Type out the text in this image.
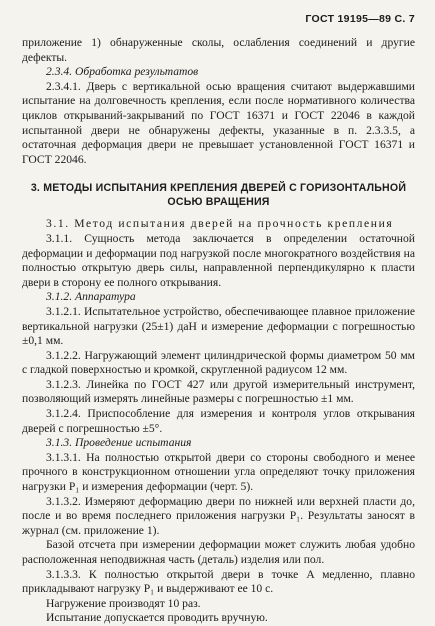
ГОСТ 19195—89 С. 7

приложение 1) обнаруженные сколы, ослабления соединений и другие дефекты.

2.3.4. Обработка результатов

2.3.4.1. Дверь с вертикальной осью вращения считают выдержавшими испытание на долговечность крепления, если после нормативного количества циклов открываний-закрываний по ГОСТ 16371 и ГОСТ 22046 в каждой испытанной двери не обнаружены дефекты, указанные в п. 2.3.3.5, а остаточная деформация двери не превышает установленной ГОСТ 16371 и ГОСТ 22046.

3. МЕТОДЫ ИСПЫТАНИЯ КРЕПЛЕНИЯ ДВЕРЕЙ С ГОРИЗОНТАЛЬНОЙ ОСЬЮ ВРАЩЕНИЯ

3.1. Метод испытания дверей на прочность крепления

3.1.1. Сущность метода заключается в определении остаточной деформации и деформации под нагрузкой после многократного воздействия на полностью открытую дверь силы, направленной перпендикулярно к пласти двери в сторону ее полного открывания.

3.1.2. Аппаратура

3.1.2.1. Испытательное устройство, обеспечивающее плавное приложение вертикальной нагрузки (25±1) даН и измерение деформации с погрешностью ±0,1 мм.

3.1.2.2. Нагружающий элемент цилиндрической формы диаметром 50 мм с гладкой поверхностью и кромкой, скругленной радиусом 12 мм.

3.1.2.3. Линейка по ГОСТ 427 или другой измерительный инструмент, позволяющий измерять линейные размеры с погрешностью ±1 мм.

3.1.2.4. Приспособление для измерения и контроля углов открывания дверей с погрешностью ±5°.

3.1.3. Проведение испытания

3.1.3.1. На полностью открытой двери со стороны свободного и менее прочного в конструкционном отношении угла определяют точку приложения нагрузки P₁ и измерения деформации (черт. 5).

3.1.3.2. Измеряют деформацию двери по нижней или верхней пласти до, после и во время последнего приложения нагрузки P₁. Результаты заносят в журнал (см. приложение 1).

Базой отсчета при измерении деформации может служить любая удобно расположенная неподвижная часть (деталь) изделия или пол.

3.1.3.3. К полностью открытой двери в точке A медленно, плавно прикладывают нагрузку P₁ и выдерживают ее 10 с.

Нагружение производят 10 раз.

Испытание допускается проводить вручную.
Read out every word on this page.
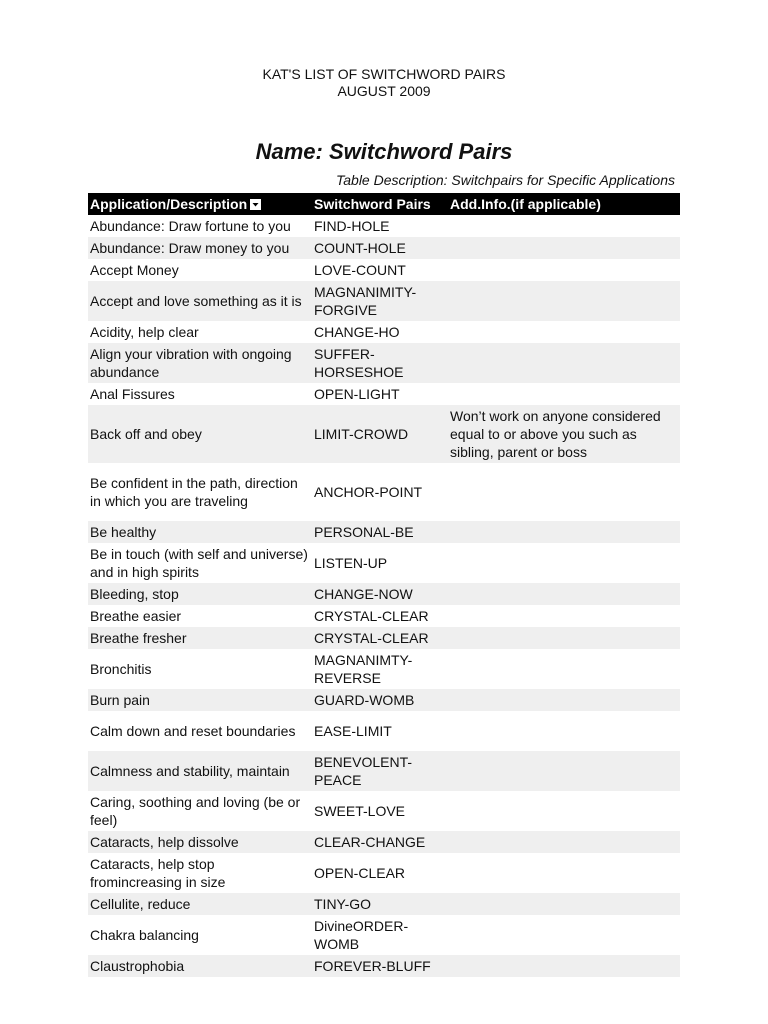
KAT'S LIST OF SWITCHWORD PAIRS
AUGUST 2009
Name: Switchword Pairs
Table Description: Switchpairs for Specific Applications
Application/Description	Switchword Pairs	Add.Info.(if applicable)
Abundance: Draw fortune to you	FIND-HOLE	
Abundance: Draw money to you	COUNT-HOLE	
Accept Money	LOVE-COUNT	
Accept and love something as it is	MAGNANIMITY-FORGIVE	
Acidity, help clear	CHANGE-HO	
Align your vibration with ongoing abundance	SUFFER-HORSESHOE	
Anal Fissures	OPEN-LIGHT	
Back off and obey	LIMIT-CROWD	Won’t work on anyone considered equal to or above you such as sibling, parent or boss
Be confident in the path, direction in which you are traveling	ANCHOR-POINT	
Be healthy	PERSONAL-BE	
Be in touch (with self and universe) and in high spirits	LISTEN-UP	
Bleeding, stop	CHANGE-NOW	
Breathe easier	CRYSTAL-CLEAR	
Breathe fresher	CRYSTAL-CLEAR	
Bronchitis	MAGNANIMTY-REVERSE	
Burn pain	GUARD-WOMB	
Calm down and reset boundaries	EASE-LIMIT	
Calmness and stability, maintain	BENEVOLENT-PEACE	
Caring, soothing and loving (be or feel)	SWEET-LOVE	
Cataracts, help dissolve	CLEAR-CHANGE	
Cataracts, help stop fromincreasing in size	OPEN-CLEAR	
Cellulite, reduce	TINY-GO	
Chakra balancing	DivineORDER-WOMB	
Claustrophobia	FOREVER-BLUFF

> _The request_
State how many lines include the string "Draw", and nothing more.

> _Task solution_
2